(Stored records)
________________________

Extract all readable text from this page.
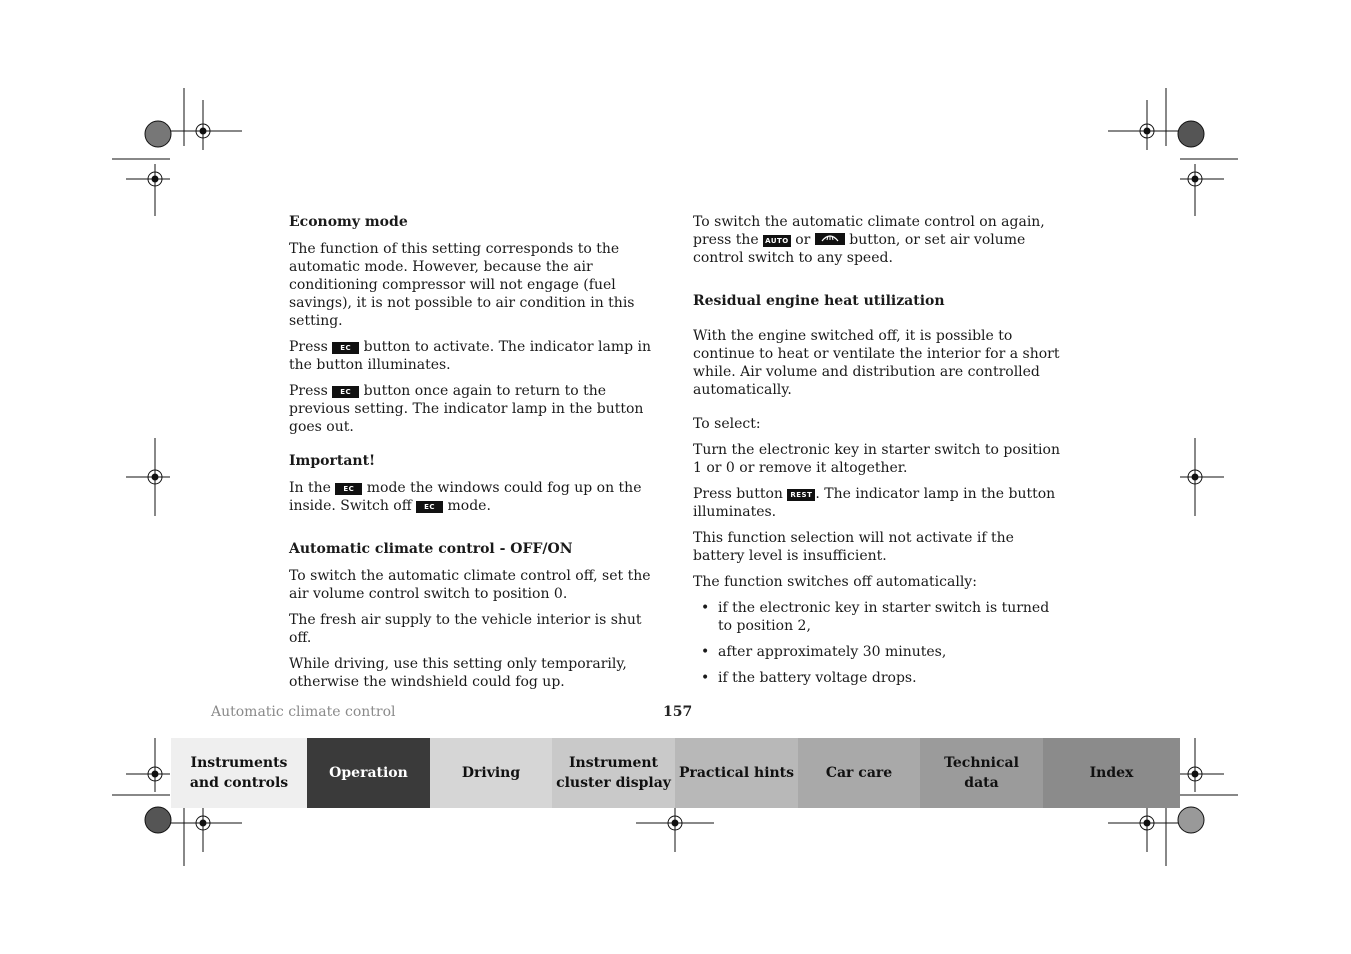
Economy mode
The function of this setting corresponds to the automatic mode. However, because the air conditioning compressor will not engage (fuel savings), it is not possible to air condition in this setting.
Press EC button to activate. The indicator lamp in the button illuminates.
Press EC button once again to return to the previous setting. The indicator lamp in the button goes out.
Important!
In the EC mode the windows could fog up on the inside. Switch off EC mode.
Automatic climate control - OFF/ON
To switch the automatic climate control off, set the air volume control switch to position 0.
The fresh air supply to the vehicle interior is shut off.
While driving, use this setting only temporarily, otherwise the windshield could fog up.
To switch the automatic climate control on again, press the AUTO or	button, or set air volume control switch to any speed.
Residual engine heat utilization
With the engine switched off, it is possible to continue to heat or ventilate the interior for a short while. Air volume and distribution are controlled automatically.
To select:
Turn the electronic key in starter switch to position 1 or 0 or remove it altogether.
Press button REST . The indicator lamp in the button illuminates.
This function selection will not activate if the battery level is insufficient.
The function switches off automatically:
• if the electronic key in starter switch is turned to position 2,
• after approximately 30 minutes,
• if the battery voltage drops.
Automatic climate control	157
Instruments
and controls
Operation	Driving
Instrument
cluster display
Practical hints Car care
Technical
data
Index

________________________

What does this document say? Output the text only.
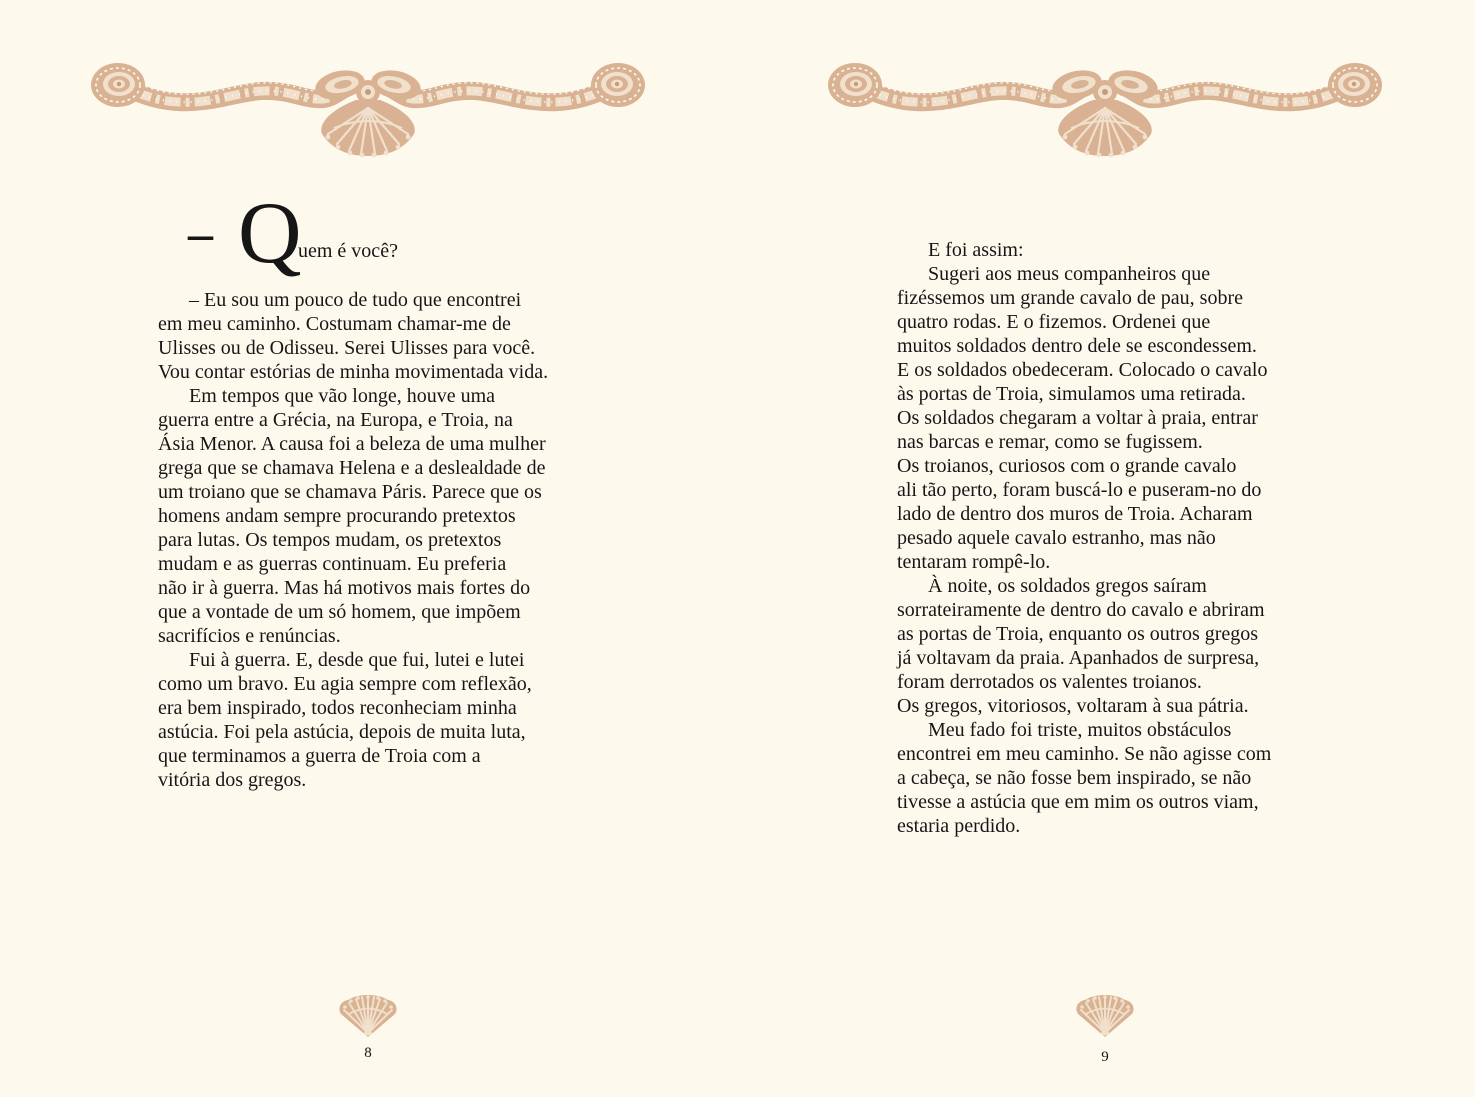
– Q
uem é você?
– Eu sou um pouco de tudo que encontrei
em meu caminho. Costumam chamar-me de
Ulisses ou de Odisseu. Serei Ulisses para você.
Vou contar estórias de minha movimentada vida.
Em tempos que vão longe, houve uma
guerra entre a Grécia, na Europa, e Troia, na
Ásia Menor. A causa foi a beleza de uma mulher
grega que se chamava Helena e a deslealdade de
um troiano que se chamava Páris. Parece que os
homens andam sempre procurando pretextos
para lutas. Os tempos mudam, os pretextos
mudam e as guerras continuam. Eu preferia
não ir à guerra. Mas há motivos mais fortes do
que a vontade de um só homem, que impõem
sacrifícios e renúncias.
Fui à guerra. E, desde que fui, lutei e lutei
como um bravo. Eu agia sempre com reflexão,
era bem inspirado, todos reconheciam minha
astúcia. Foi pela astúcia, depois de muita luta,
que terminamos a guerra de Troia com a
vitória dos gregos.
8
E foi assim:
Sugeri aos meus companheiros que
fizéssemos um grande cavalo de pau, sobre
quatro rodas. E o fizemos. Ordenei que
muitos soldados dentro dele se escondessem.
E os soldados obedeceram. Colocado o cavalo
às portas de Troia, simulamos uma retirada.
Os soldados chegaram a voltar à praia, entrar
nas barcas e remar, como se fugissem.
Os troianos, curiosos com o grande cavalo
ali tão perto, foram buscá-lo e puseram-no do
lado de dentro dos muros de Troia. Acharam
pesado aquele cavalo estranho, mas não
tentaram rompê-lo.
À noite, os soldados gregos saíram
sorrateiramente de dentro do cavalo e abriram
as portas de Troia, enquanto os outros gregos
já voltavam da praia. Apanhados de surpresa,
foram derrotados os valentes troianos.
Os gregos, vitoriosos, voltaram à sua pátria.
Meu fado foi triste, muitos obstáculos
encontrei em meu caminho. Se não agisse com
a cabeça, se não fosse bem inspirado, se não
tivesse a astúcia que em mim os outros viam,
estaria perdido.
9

________________________

WHAT YOU NEED TO DO — Search the records for the word "climate", then list every line that has it.

FULL RESPONSE —
Automatic climate control - OFF/ON
To switch the automatic climate control off, set the air volume control switch to position 0.
To switch the automatic climate control on again, press the AUTO or	button, or set air volume control switch to any speed.
Automatic climate control	157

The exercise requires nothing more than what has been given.